■ Aim of the task
Arrange as a numbered list the items from the line with "month-value: 14 [530,318,544,332]" to the line with "month-value: 5 [608,216,616,230]", leaving out any blank lines.

■ Material

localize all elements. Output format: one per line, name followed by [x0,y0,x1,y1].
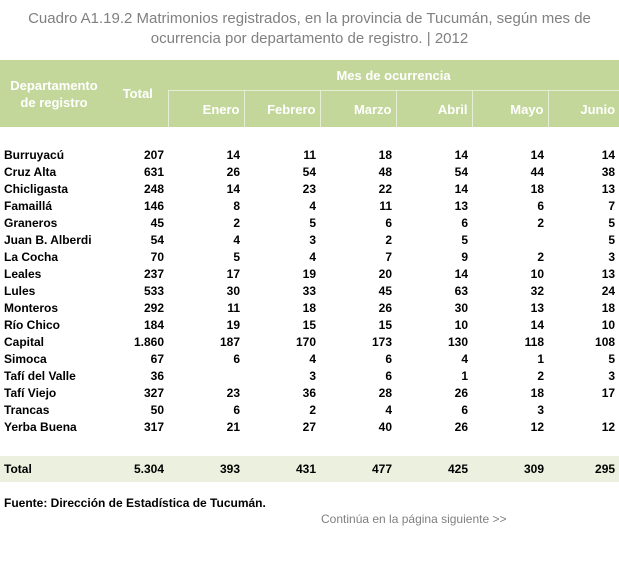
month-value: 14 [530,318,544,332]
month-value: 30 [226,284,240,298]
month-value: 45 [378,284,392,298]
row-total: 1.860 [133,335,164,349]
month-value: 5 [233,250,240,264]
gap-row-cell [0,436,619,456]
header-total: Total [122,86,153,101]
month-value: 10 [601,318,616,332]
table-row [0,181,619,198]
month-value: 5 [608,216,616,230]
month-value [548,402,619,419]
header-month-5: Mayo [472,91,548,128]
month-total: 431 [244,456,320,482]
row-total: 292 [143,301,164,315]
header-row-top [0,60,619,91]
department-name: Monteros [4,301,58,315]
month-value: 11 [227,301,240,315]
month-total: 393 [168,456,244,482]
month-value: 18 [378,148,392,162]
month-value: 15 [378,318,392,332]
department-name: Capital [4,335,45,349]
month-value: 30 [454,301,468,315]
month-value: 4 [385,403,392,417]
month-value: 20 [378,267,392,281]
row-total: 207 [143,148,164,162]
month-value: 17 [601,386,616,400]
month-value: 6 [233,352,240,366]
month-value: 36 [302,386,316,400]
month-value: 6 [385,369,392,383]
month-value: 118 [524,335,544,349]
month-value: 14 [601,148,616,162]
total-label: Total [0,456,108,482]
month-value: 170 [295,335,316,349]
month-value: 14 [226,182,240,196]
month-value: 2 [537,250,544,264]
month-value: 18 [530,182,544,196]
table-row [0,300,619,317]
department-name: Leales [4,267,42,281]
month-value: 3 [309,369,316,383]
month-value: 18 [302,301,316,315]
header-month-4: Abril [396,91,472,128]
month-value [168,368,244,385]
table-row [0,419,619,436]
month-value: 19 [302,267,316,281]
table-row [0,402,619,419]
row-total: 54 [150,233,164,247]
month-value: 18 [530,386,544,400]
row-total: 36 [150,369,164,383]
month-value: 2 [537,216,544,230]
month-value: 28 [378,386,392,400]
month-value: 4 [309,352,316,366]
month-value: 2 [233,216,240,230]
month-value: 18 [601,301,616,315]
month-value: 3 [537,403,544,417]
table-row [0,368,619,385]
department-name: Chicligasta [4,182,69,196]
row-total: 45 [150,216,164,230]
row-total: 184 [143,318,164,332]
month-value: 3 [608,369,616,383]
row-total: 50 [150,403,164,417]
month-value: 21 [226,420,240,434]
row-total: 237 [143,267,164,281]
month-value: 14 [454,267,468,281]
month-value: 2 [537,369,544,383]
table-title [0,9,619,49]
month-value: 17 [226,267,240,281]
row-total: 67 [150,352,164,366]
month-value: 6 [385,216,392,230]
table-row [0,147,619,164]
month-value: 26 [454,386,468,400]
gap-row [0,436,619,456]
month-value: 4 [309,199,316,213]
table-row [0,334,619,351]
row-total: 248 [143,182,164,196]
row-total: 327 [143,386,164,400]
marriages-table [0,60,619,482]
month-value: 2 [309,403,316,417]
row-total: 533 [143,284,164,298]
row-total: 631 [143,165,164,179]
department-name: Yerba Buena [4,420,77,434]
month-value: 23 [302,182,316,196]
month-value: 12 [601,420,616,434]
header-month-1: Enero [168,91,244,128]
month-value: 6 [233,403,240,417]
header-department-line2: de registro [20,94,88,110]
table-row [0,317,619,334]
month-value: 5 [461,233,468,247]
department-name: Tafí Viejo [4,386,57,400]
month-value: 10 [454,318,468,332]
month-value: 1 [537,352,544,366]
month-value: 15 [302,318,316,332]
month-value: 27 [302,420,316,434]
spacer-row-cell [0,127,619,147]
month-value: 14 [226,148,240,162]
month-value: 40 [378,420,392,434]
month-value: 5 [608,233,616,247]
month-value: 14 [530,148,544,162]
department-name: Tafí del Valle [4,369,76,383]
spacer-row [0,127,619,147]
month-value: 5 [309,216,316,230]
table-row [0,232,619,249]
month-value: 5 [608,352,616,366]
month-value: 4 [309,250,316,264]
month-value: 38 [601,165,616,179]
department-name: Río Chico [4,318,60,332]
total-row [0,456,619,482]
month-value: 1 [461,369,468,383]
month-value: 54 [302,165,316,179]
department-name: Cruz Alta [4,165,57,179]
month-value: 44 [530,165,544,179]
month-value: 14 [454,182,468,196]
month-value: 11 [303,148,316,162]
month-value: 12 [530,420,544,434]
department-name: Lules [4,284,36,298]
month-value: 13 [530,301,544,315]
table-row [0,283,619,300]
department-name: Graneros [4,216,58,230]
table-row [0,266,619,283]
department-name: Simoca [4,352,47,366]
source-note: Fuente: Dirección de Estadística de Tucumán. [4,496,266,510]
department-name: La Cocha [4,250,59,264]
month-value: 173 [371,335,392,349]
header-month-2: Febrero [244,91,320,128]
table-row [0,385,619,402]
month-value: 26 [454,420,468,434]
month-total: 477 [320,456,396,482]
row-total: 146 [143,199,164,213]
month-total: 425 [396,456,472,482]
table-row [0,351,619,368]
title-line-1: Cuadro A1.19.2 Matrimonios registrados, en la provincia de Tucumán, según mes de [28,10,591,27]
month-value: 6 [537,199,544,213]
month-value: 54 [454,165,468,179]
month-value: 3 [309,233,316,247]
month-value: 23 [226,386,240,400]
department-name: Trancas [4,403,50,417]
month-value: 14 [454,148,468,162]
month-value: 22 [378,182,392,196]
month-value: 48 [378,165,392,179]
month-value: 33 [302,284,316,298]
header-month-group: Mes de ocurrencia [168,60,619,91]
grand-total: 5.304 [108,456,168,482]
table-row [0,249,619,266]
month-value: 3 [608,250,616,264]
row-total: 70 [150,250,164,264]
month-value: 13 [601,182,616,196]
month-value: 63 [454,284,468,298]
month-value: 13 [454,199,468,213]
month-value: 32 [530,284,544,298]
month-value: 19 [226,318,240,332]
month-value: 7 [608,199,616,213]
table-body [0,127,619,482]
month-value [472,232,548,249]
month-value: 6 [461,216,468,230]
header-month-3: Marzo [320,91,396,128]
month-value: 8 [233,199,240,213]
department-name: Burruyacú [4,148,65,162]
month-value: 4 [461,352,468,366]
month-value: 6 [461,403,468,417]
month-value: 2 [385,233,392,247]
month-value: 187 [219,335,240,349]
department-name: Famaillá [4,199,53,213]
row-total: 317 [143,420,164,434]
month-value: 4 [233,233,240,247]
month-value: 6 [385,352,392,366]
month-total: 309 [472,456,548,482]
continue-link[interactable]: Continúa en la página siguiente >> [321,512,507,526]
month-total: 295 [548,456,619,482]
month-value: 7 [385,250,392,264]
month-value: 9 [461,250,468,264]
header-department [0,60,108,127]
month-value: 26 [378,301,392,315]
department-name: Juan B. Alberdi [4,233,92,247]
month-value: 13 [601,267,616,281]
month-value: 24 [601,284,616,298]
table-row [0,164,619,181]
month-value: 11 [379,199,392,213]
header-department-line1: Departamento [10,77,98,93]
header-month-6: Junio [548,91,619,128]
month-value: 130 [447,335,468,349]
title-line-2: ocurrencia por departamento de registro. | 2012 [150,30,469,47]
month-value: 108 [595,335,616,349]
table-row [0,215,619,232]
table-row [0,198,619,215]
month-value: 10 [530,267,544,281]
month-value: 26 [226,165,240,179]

■ Exercise solution
1. month-value: 14 [530,318,544,332]
2. month-value: 30 [226,284,240,298]
3. month-value: 45 [378,284,392,298]
4. row-total: 1.860 [133,335,164,349]
5. month-value: 5 [233,250,240,264]
6. gap-row-cell [0,436,619,456]
7. header-total: Total [122,86,153,101]
8. month-value: 10 [601,318,616,332]
9. table-row [0,181,619,198]
10. month-value: 5 [608,216,616,230]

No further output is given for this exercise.